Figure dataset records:

┌──

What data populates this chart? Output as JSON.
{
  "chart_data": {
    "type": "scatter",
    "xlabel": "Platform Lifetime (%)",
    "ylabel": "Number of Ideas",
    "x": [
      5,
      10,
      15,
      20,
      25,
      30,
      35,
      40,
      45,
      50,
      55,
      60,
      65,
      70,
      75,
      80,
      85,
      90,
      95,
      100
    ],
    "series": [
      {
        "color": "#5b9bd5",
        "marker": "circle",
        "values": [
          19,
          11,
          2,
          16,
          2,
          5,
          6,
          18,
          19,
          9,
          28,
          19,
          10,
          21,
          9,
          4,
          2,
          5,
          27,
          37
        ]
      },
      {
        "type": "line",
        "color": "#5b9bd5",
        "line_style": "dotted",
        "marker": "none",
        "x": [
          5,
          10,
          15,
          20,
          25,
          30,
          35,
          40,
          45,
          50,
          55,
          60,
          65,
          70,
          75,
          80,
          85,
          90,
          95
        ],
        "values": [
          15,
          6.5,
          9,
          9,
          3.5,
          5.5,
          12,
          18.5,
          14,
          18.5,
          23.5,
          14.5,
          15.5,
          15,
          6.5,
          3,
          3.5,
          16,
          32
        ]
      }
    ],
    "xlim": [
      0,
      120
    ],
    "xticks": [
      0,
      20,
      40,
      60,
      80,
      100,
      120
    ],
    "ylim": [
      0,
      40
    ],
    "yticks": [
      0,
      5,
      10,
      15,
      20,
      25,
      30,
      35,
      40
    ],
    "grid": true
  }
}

└──
┌──

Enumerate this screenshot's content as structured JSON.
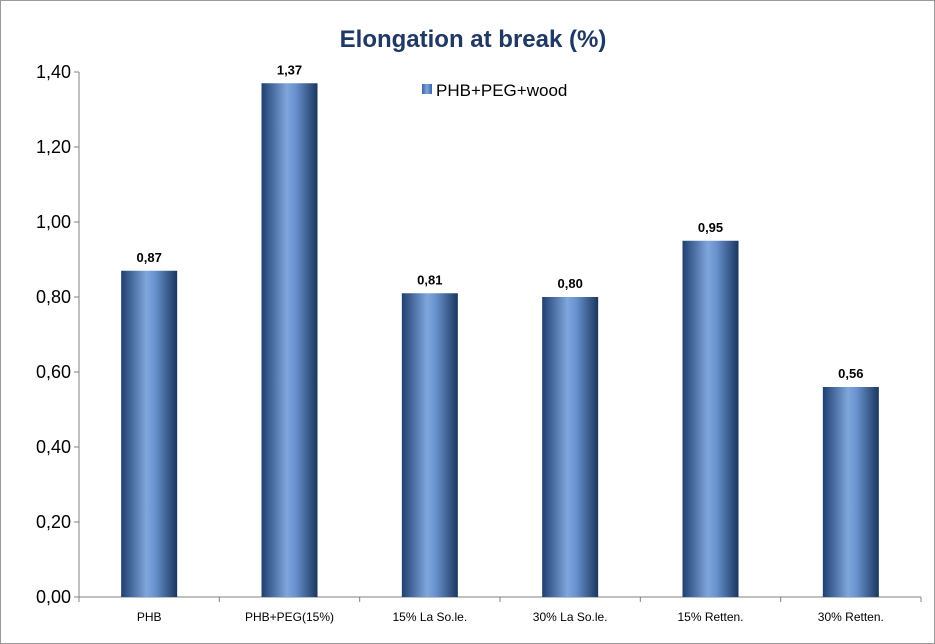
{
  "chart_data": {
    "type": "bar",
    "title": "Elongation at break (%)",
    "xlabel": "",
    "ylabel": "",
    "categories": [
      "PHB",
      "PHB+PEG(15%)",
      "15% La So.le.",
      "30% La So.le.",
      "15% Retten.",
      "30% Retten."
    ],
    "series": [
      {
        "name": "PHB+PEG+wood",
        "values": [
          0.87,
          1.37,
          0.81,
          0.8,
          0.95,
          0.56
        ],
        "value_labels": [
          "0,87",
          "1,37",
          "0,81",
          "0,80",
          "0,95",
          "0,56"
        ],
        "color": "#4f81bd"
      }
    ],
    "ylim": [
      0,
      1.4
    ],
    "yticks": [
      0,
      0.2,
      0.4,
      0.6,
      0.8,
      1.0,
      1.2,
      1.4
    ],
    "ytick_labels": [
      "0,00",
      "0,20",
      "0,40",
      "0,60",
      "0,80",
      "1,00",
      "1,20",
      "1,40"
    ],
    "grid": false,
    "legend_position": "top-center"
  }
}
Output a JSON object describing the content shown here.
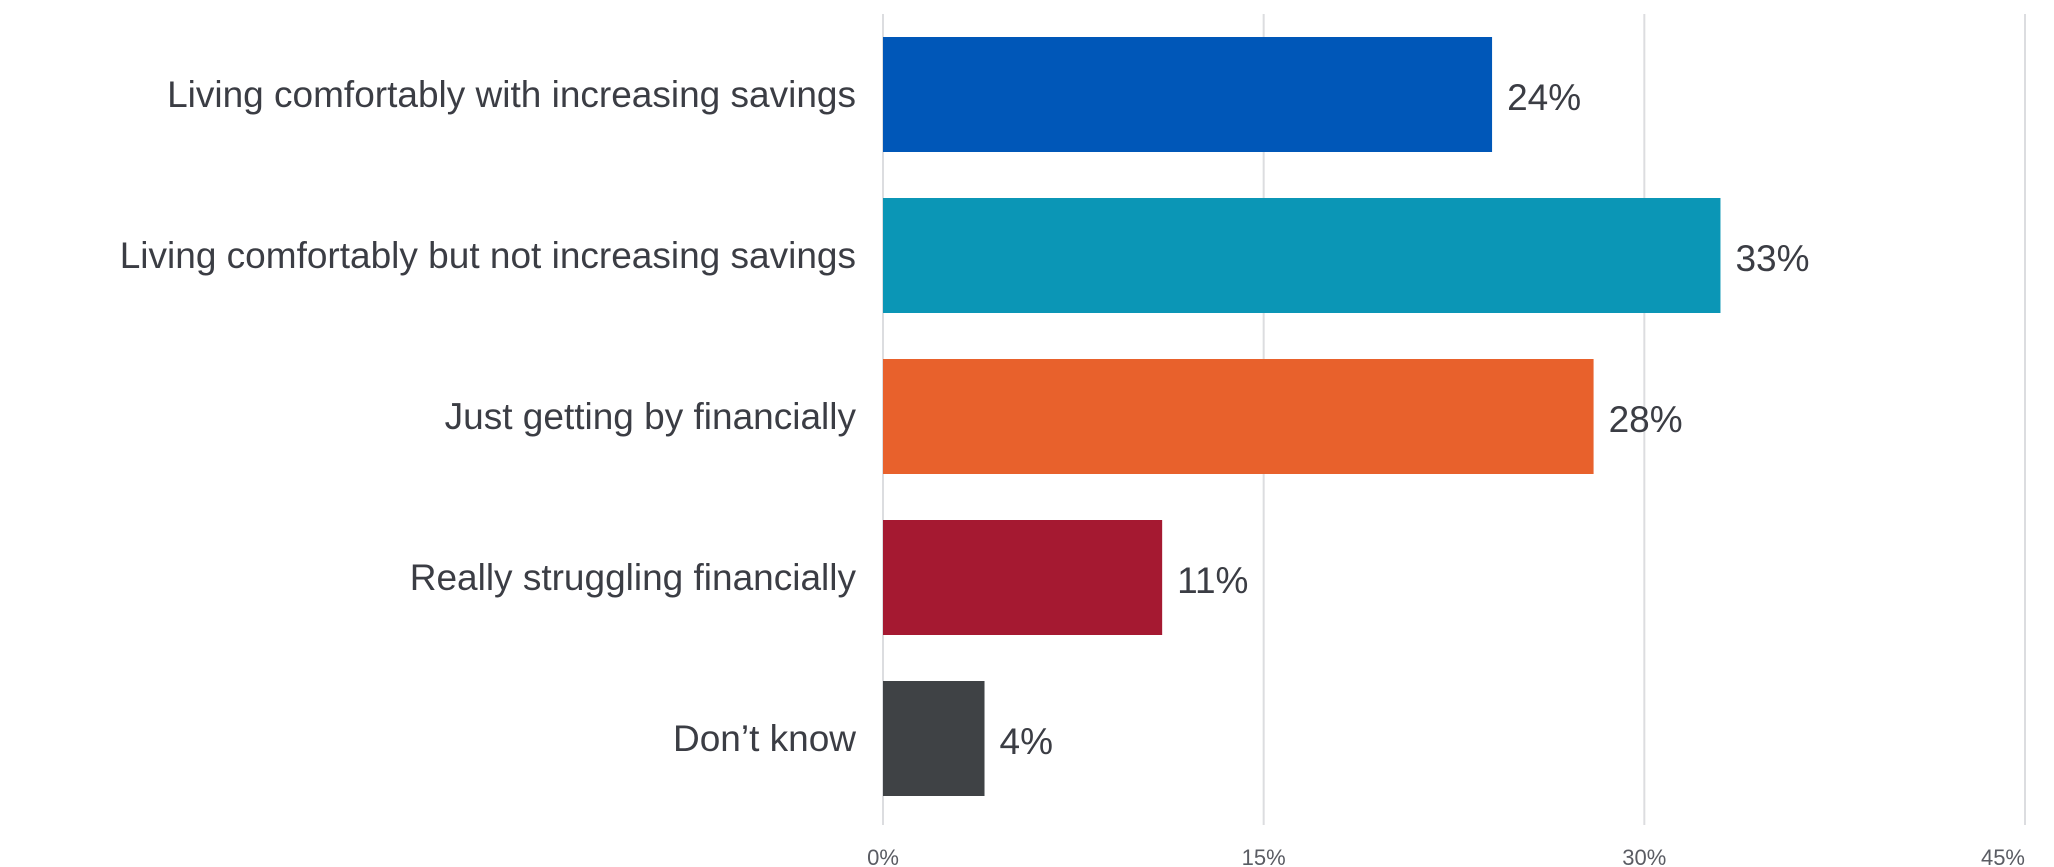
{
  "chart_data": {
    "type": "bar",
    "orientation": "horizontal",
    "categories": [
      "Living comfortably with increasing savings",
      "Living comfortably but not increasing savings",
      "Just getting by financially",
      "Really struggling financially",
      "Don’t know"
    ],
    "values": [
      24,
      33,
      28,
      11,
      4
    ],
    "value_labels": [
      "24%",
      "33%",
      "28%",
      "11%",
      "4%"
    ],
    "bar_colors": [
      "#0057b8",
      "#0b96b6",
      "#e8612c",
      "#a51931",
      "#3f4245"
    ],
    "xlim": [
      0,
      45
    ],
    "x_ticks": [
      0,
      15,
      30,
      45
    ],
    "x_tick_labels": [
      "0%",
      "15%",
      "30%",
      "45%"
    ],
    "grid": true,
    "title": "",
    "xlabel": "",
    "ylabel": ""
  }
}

└──
┌──

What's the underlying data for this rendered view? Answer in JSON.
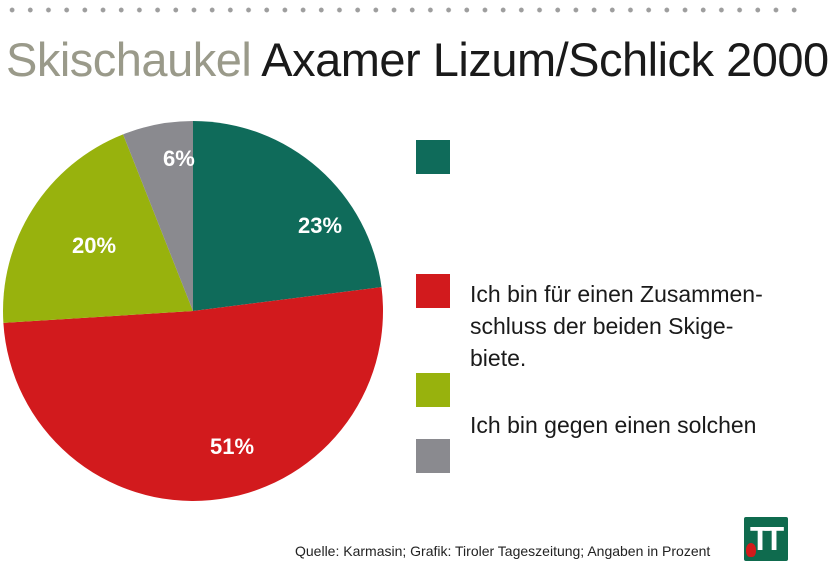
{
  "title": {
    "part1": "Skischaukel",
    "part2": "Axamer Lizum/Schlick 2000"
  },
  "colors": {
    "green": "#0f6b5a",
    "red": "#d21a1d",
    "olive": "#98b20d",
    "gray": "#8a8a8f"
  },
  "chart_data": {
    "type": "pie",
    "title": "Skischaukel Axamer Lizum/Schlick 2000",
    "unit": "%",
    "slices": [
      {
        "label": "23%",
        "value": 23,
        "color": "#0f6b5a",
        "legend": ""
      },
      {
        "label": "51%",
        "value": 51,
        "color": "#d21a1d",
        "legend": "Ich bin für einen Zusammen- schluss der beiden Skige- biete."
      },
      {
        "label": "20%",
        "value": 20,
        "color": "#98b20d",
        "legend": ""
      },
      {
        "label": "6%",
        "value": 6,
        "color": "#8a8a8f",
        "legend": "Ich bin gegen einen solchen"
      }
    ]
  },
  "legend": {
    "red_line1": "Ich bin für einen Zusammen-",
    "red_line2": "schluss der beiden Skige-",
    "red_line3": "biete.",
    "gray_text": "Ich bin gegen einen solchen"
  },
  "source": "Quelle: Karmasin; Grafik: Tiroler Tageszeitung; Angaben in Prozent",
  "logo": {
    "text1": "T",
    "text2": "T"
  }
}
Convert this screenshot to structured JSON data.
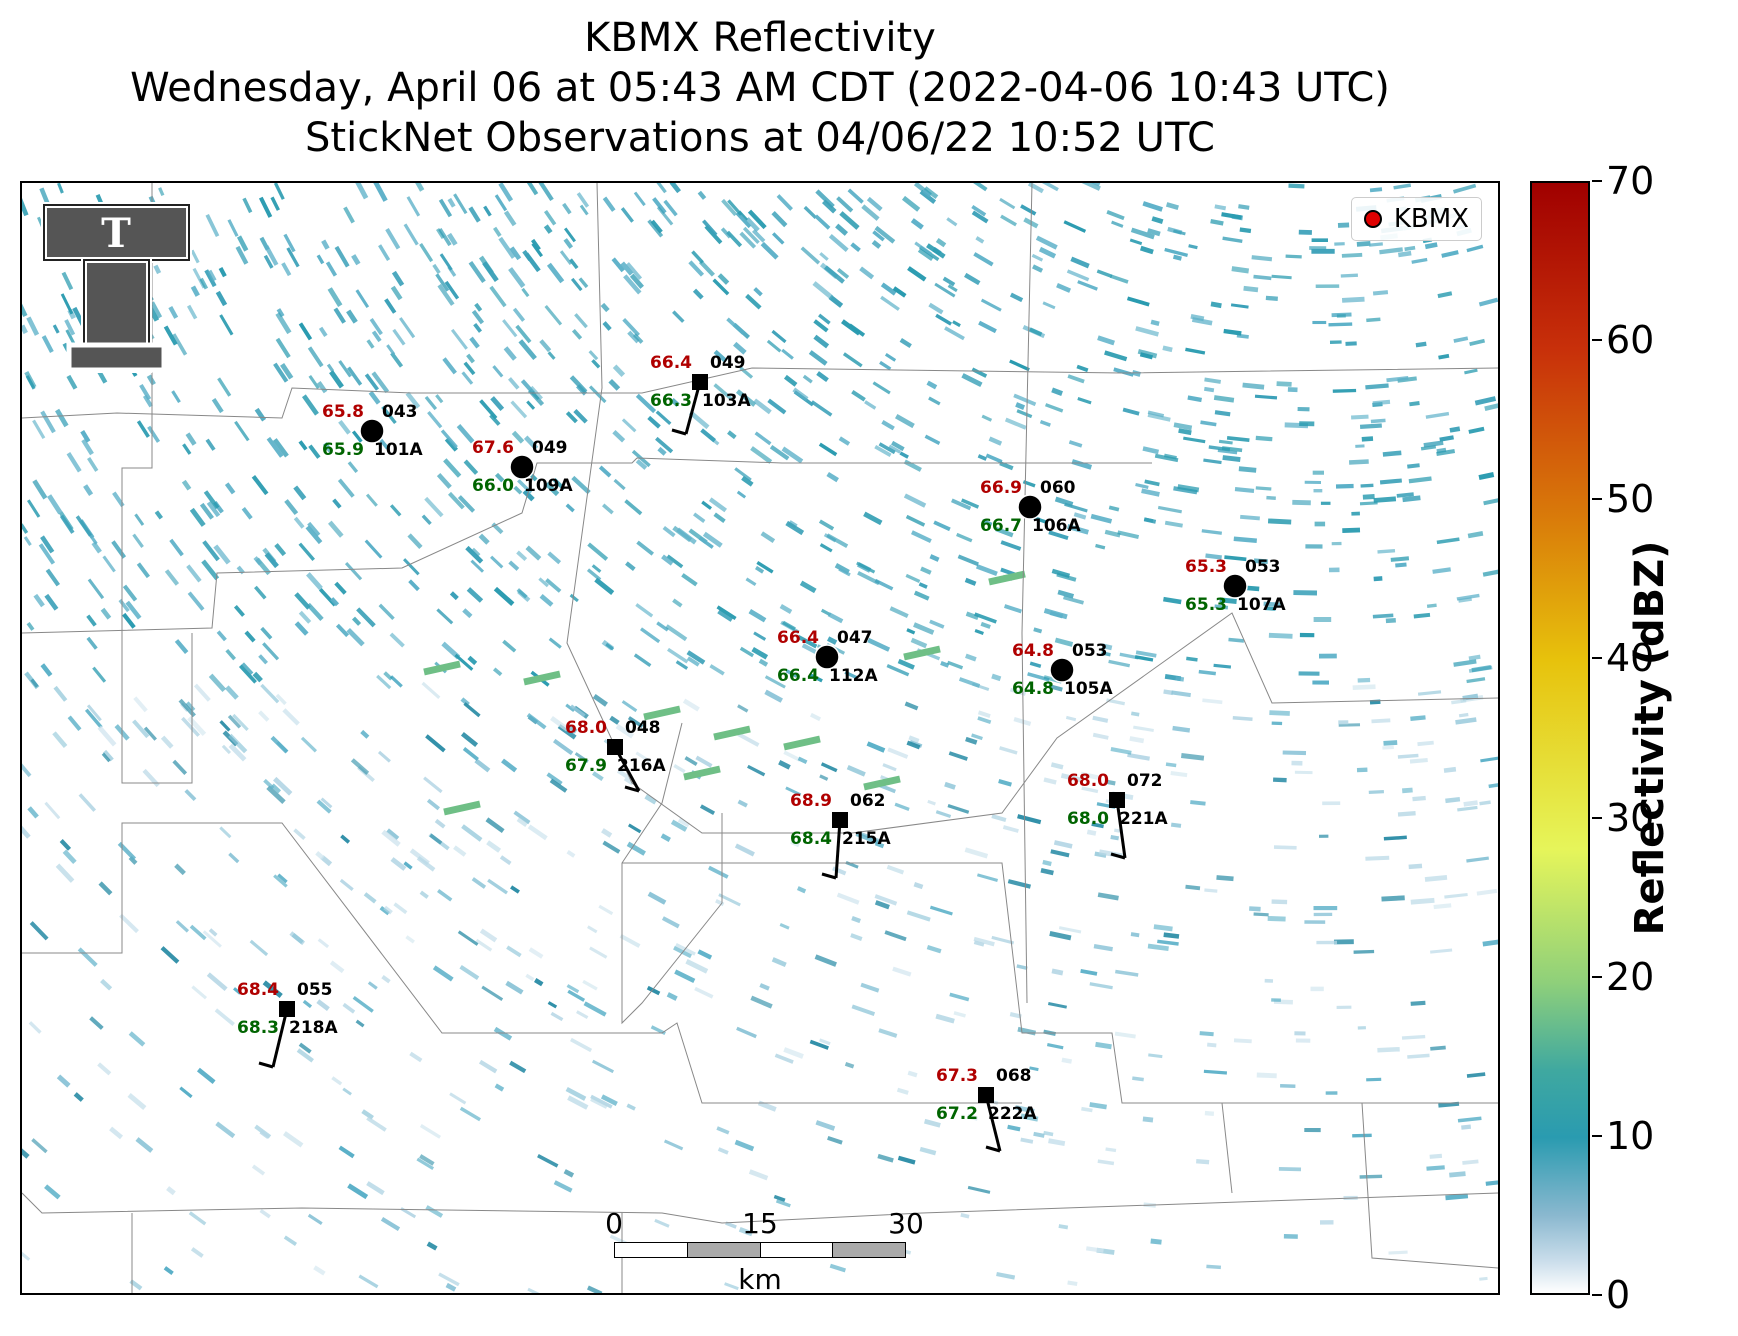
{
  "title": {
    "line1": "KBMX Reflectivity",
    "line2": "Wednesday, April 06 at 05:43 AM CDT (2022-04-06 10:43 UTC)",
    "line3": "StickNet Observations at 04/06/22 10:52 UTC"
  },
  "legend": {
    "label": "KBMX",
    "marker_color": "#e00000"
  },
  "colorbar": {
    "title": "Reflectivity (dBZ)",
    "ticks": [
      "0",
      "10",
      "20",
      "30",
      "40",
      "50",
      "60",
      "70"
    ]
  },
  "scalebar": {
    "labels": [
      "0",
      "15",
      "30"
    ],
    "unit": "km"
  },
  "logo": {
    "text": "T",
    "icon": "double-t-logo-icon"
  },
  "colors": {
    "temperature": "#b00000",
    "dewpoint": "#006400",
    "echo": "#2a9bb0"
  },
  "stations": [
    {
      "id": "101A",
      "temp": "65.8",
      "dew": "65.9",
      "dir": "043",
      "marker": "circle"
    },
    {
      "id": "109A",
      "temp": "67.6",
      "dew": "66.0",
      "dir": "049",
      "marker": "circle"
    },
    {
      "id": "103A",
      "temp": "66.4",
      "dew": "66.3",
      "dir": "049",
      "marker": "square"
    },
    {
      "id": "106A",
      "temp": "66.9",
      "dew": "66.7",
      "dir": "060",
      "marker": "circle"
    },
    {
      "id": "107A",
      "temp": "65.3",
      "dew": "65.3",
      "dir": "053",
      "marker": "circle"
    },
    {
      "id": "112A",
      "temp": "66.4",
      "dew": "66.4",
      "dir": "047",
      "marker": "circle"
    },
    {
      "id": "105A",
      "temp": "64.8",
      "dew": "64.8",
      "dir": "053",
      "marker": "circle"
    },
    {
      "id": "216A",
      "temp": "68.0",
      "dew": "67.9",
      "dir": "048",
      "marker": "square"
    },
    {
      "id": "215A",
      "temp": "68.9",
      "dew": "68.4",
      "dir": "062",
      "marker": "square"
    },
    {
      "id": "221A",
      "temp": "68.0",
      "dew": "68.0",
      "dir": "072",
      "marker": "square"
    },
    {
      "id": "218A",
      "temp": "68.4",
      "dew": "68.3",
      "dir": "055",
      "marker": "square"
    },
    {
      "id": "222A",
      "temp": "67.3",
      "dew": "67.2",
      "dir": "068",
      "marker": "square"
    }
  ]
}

└──

### Work instructions
Pick out every line above that holds the word "structured" and copy it.

### The solution
Enumerate this screenshot's content as structured JSON.
Convert this screenshot to structured JSON data.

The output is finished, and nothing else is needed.